- GOAL
Repeat all the records exactly, omitting pictures.

- LISTED ENTRIES
--- START ---

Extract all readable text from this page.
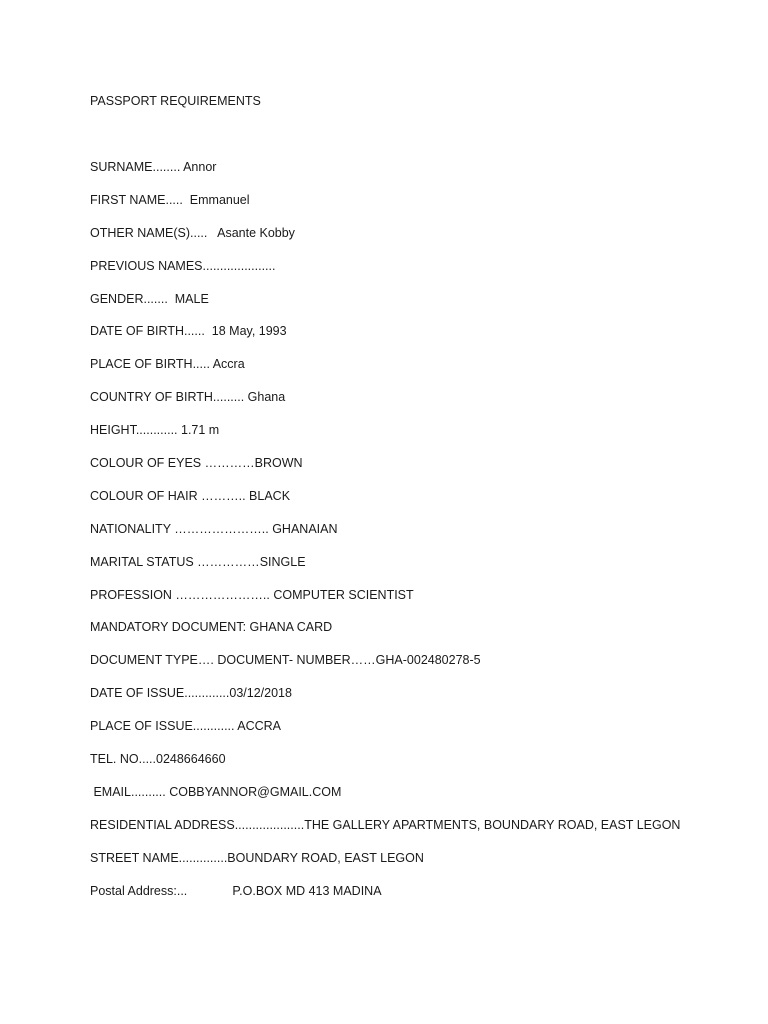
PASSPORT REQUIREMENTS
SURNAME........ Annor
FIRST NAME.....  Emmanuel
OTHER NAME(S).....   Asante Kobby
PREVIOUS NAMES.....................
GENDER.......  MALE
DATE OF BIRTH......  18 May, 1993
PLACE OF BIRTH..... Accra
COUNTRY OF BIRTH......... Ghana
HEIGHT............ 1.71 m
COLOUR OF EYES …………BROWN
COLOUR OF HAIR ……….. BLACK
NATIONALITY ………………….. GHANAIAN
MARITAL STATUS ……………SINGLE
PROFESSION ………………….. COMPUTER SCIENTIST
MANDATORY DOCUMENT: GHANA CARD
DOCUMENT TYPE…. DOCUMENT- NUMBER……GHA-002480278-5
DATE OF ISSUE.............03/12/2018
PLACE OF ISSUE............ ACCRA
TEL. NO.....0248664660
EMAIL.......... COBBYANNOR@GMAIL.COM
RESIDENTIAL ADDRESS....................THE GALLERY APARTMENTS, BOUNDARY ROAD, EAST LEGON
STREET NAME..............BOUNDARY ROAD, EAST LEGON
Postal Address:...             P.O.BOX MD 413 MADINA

--- END ---

- SOLVED EXERCISE
Extract all readable text from this page.
PASSPORT REQUIREMENTS
SURNAME........ Annor
FIRST NAME.....  Emmanuel
OTHER NAME(S).....   Asante Kobby
PREVIOUS NAMES.....................
GENDER.......  MALE
DATE OF BIRTH......  18 May, 1993
PLACE OF BIRTH..... Accra
COUNTRY OF BIRTH......... Ghana
HEIGHT............ 1.71 m
COLOUR OF EYES …………BROWN
COLOUR OF HAIR ……….. BLACK
NATIONALITY ………………….. GHANAIAN
MARITAL STATUS ……………SINGLE
PROFESSION ………………….. COMPUTER SCIENTIST
MANDATORY DOCUMENT: GHANA CARD
DOCUMENT TYPE…. DOCUMENT- NUMBER……GHA-002480278-5
DATE OF ISSUE.............03/12/2018
PLACE OF ISSUE............ ACCRA
TEL. NO.....0248664660
EMAIL.......... COBBYANNOR@GMAIL.COM
RESIDENTIAL ADDRESS....................THE GALLERY APARTMENTS, BOUNDARY ROAD, EAST LEGON
STREET NAME..............BOUNDARY ROAD, EAST LEGON
Postal Address:...             P.O.BOX MD 413 MADINA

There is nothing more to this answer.